Reproduce every line of the material below character for character, with nothing changed, added or left out.

Start of Data excerpts

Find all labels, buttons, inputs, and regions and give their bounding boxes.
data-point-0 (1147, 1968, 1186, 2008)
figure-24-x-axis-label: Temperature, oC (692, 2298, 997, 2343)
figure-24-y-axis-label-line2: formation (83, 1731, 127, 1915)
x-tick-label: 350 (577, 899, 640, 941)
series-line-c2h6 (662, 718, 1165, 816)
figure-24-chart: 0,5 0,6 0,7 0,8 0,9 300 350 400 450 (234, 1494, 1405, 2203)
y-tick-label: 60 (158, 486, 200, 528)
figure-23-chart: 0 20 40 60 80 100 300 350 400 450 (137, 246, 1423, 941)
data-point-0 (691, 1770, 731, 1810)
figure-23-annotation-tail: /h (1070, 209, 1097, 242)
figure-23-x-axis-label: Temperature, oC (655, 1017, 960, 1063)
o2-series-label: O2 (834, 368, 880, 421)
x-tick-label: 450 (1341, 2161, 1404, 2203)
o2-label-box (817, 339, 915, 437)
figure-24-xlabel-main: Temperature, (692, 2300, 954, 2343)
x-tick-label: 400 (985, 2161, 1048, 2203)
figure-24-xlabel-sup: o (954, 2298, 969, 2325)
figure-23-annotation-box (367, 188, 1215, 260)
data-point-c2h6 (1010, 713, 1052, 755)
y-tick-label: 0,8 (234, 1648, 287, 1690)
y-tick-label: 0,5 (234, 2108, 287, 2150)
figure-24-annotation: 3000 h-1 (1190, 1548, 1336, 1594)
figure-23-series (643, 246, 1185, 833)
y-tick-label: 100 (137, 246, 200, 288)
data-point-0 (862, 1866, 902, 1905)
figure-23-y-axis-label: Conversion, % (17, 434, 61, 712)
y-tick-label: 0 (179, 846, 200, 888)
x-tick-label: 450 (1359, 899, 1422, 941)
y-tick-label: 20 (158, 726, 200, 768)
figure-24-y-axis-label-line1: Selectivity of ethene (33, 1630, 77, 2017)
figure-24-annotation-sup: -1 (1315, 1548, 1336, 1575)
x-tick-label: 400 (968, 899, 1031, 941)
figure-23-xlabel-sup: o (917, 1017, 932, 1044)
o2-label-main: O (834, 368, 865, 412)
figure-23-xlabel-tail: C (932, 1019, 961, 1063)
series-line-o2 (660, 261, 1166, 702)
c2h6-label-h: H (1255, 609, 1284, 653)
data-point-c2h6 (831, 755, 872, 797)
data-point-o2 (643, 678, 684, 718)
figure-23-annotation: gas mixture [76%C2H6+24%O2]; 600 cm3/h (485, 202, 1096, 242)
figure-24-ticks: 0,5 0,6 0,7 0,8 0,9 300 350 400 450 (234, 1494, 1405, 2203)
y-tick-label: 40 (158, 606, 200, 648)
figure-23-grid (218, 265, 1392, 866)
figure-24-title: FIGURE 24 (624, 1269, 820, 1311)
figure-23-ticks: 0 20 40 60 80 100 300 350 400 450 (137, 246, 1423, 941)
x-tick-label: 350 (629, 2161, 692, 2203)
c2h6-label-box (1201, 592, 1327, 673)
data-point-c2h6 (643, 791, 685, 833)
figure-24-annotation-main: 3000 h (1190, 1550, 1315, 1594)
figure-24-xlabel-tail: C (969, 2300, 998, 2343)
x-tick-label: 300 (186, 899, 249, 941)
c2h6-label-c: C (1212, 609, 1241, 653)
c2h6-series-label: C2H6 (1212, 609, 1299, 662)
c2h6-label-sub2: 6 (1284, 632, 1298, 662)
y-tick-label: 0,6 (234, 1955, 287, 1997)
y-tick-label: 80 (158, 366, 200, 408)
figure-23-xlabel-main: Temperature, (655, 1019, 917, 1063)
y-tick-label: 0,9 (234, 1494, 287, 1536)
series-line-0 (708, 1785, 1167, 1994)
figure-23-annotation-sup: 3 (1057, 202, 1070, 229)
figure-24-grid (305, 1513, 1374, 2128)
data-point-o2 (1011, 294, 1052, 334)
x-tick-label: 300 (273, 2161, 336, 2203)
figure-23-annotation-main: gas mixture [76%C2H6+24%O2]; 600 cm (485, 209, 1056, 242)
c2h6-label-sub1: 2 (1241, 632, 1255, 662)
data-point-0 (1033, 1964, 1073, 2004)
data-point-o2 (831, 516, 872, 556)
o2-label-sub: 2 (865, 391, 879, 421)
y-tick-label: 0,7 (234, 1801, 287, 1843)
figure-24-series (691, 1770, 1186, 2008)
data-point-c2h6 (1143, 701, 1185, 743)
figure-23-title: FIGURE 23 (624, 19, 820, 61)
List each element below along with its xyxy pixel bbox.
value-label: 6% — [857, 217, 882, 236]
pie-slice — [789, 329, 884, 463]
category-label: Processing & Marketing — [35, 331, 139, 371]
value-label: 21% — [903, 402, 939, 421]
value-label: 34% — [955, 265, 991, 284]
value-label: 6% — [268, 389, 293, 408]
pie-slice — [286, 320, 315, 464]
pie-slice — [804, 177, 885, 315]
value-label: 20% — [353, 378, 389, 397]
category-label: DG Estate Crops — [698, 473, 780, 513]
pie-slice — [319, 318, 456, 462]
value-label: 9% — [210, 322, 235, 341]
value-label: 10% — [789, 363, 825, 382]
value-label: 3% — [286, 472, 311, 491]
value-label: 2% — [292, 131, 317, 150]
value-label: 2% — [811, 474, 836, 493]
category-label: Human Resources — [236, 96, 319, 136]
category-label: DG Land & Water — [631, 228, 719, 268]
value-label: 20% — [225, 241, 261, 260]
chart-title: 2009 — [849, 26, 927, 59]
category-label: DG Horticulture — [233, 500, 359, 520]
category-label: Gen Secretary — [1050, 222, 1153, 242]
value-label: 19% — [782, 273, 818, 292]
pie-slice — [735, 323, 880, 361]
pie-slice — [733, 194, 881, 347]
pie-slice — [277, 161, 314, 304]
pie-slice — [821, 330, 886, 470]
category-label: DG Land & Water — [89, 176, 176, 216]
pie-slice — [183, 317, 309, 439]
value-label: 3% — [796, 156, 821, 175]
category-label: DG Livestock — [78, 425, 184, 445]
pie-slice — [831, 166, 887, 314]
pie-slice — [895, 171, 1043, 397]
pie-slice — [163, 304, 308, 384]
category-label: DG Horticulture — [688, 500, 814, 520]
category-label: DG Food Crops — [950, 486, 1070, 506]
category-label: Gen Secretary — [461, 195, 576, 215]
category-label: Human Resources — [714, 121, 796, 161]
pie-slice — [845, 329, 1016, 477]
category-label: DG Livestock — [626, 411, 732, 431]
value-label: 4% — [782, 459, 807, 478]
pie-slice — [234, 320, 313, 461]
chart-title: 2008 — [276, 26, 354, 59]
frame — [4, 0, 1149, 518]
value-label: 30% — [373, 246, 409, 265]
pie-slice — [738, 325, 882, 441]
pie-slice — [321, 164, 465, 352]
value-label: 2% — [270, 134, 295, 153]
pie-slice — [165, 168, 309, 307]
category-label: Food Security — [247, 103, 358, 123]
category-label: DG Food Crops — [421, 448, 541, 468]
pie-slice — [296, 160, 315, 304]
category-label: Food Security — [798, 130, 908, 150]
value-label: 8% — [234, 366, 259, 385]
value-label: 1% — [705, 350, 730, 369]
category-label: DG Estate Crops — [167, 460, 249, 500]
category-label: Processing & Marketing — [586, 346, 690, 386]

End of Data excerpts

» **Complete output**:
Find all labels, buttons, inputs, and regions and give their bounding boxes.
data-point-0 (1147, 1968, 1186, 2008)
figure-24-x-axis-label: Temperature, oC (692, 2298, 997, 2343)
figure-24-y-axis-label-line2: formation (83, 1731, 127, 1915)
x-tick-label: 350 (577, 899, 640, 941)
series-line-c2h6 (662, 718, 1165, 816)
figure-24-chart: 0,5 0,6 0,7 0,8 0,9 300 350 400 450 (234, 1494, 1405, 2203)
y-tick-label: 60 (158, 486, 200, 528)
figure-23-chart: 0 20 40 60 80 100 300 350 400 450 (137, 246, 1423, 941)
data-point-0 (691, 1770, 731, 1810)
figure-23-annotation-tail: /h (1070, 209, 1097, 242)
figure-23-x-axis-label: Temperature, oC (655, 1017, 960, 1063)
o2-series-label: O2 (834, 368, 880, 421)
x-tick-label: 450 (1341, 2161, 1404, 2203)
o2-label-box (817, 339, 915, 437)
figure-24-xlabel-main: Temperature, (692, 2300, 954, 2343)
x-tick-label: 400 (985, 2161, 1048, 2203)
figure-24-xlabel-sup: o (954, 2298, 969, 2325)
figure-23-annotation-box (367, 188, 1215, 260)
data-point-c2h6 (1010, 713, 1052, 755)
y-tick-label: 0,8 (234, 1648, 287, 1690)
y-tick-label: 0,5 (234, 2108, 287, 2150)
figure-24-annotation: 3000 h-1 (1190, 1548, 1336, 1594)
figure-23-series (643, 246, 1185, 833)
y-tick-label: 100 (137, 246, 200, 288)
data-point-0 (862, 1866, 902, 1905)
figure-23-y-axis-label: Conversion, % (17, 434, 61, 712)
y-tick-label: 0 (179, 846, 200, 888)
x-tick-label: 450 (1359, 899, 1422, 941)
y-tick-label: 20 (158, 726, 200, 768)
figure-24-y-axis-label-line1: Selectivity of ethene (33, 1630, 77, 2017)
figure-24-annotation-sup: -1 (1315, 1548, 1336, 1575)
x-tick-label: 400 (968, 899, 1031, 941)
figure-23-xlabel-sup: o (917, 1017, 932, 1044)
o2-label-main: O (834, 368, 865, 412)
figure-23-xlabel-tail: C (932, 1019, 961, 1063)
series-line-o2 (660, 261, 1166, 702)
c2h6-label-h: H (1255, 609, 1284, 653)
data-point-c2h6 (831, 755, 872, 797)
data-point-o2 (643, 678, 684, 718)
figure-23-annotation: gas mixture [76%C2H6+24%O2]; 600 cm3/h (485, 202, 1096, 242)
figure-24-ticks: 0,5 0,6 0,7 0,8 0,9 300 350 400 450 (234, 1494, 1405, 2203)
y-tick-label: 40 (158, 606, 200, 648)
figure-23-grid (218, 265, 1392, 866)
figure-24-title: FIGURE 24 (624, 1269, 820, 1311)
figure-23-ticks: 0 20 40 60 80 100 300 350 400 450 (137, 246, 1423, 941)
x-tick-label: 350 (629, 2161, 692, 2203)
c2h6-label-box (1201, 592, 1327, 673)
data-point-c2h6 (643, 791, 685, 833)
figure-24-annotation-main: 3000 h (1190, 1550, 1315, 1594)
figure-24-xlabel-tail: C (969, 2300, 998, 2343)
x-tick-label: 300 (186, 899, 249, 941)
c2h6-label-c: C (1212, 609, 1241, 653)
c2h6-series-label: C2H6 (1212, 609, 1299, 662)
c2h6-label-sub2: 6 (1284, 632, 1298, 662)
y-tick-label: 0,6 (234, 1955, 287, 1997)
y-tick-label: 80 (158, 366, 200, 408)
figure-23-xlabel-main: Temperature, (655, 1019, 917, 1063)
y-tick-label: 0,9 (234, 1494, 287, 1536)
series-line-0 (708, 1785, 1167, 1994)
figure-23-annotation-sup: 3 (1057, 202, 1070, 229)
figure-24-grid (305, 1513, 1374, 2128)
data-point-o2 (1011, 294, 1052, 334)
x-tick-label: 300 (273, 2161, 336, 2203)
figure-23-annotation-main: gas mixture [76%C2H6+24%O2]; 600 cm (485, 209, 1056, 242)
c2h6-label-sub1: 2 (1241, 632, 1255, 662)
data-point-0 (1033, 1964, 1073, 2004)
data-point-o2 (831, 516, 872, 556)
o2-label-sub: 2 (865, 391, 879, 421)
y-tick-label: 0,7 (234, 1801, 287, 1843)
figure-24-series (691, 1770, 1186, 2008)
data-point-c2h6 (1143, 701, 1185, 743)
figure-23-title: FIGURE 23 (624, 19, 820, 61)
List each element below along with its xyxy pixel bbox.
value-label: 6% — [857, 217, 882, 236]
pie-slice — [789, 329, 884, 463]
category-label: Processing & Marketing — [35, 331, 139, 371]
value-label: 21% — [903, 402, 939, 421]
value-label: 34% — [955, 265, 991, 284]
value-label: 6% — [268, 389, 293, 408]
pie-slice — [286, 320, 315, 464]
pie-slice — [804, 177, 885, 315]
value-label: 20% — [353, 378, 389, 397]
category-label: DG Estate Crops — [698, 473, 780, 513]
pie-slice — [319, 318, 456, 462]
value-label: 9% — [210, 322, 235, 341]
value-label: 10% — [789, 363, 825, 382]
value-label: 3% — [286, 472, 311, 491]
value-label: 2% — [292, 131, 317, 150]
value-label: 2% — [811, 474, 836, 493]
category-label: Human Resources — [236, 96, 319, 136]
category-label: DG Land & Water — [631, 228, 719, 268]
value-label: 20% — [225, 241, 261, 260]
chart-title: 2009 — [849, 26, 927, 59]
category-label: DG Horticulture — [233, 500, 359, 520]
category-label: Gen Secretary — [1050, 222, 1153, 242]
value-label: 19% — [782, 273, 818, 292]
pie-slice — [735, 323, 880, 361]
pie-slice — [733, 194, 881, 347]
pie-slice — [277, 161, 314, 304]
pie-slice — [821, 330, 886, 470]
category-label: DG Land & Water — [89, 176, 176, 216]
pie-slice — [183, 317, 309, 439]
value-label: 3% — [796, 156, 821, 175]
category-label: DG Livestock — [78, 425, 184, 445]
pie-slice — [831, 166, 887, 314]
pie-slice — [895, 171, 1043, 397]
pie-slice — [163, 304, 308, 384]
category-label: DG Horticulture — [688, 500, 814, 520]
category-label: DG Food Crops — [950, 486, 1070, 506]
category-label: Gen Secretary — [461, 195, 576, 215]
category-label: Human Resources — [714, 121, 796, 161]
pie-slice — [845, 329, 1016, 477]
category-label: DG Livestock — [626, 411, 732, 431]
value-label: 4% — [782, 459, 807, 478]
pie-slice — [234, 320, 313, 461]
chart-title: 2008 — [276, 26, 354, 59]
frame — [4, 0, 1149, 518]
value-label: 30% — [373, 246, 409, 265]
pie-slice — [738, 325, 882, 441]
pie-slice — [321, 164, 465, 352]
value-label: 2% — [270, 134, 295, 153]
pie-slice — [165, 168, 309, 307]
category-label: Food Security — [247, 103, 358, 123]
category-label: DG Food Crops — [421, 448, 541, 468]
pie-slice — [296, 160, 315, 304]
category-label: Food Security — [798, 130, 908, 150]
value-label: 8% — [234, 366, 259, 385]
value-label: 1% — [705, 350, 730, 369]
category-label: DG Estate Crops — [167, 460, 249, 500]
category-label: Processing & Marketing — [586, 346, 690, 386]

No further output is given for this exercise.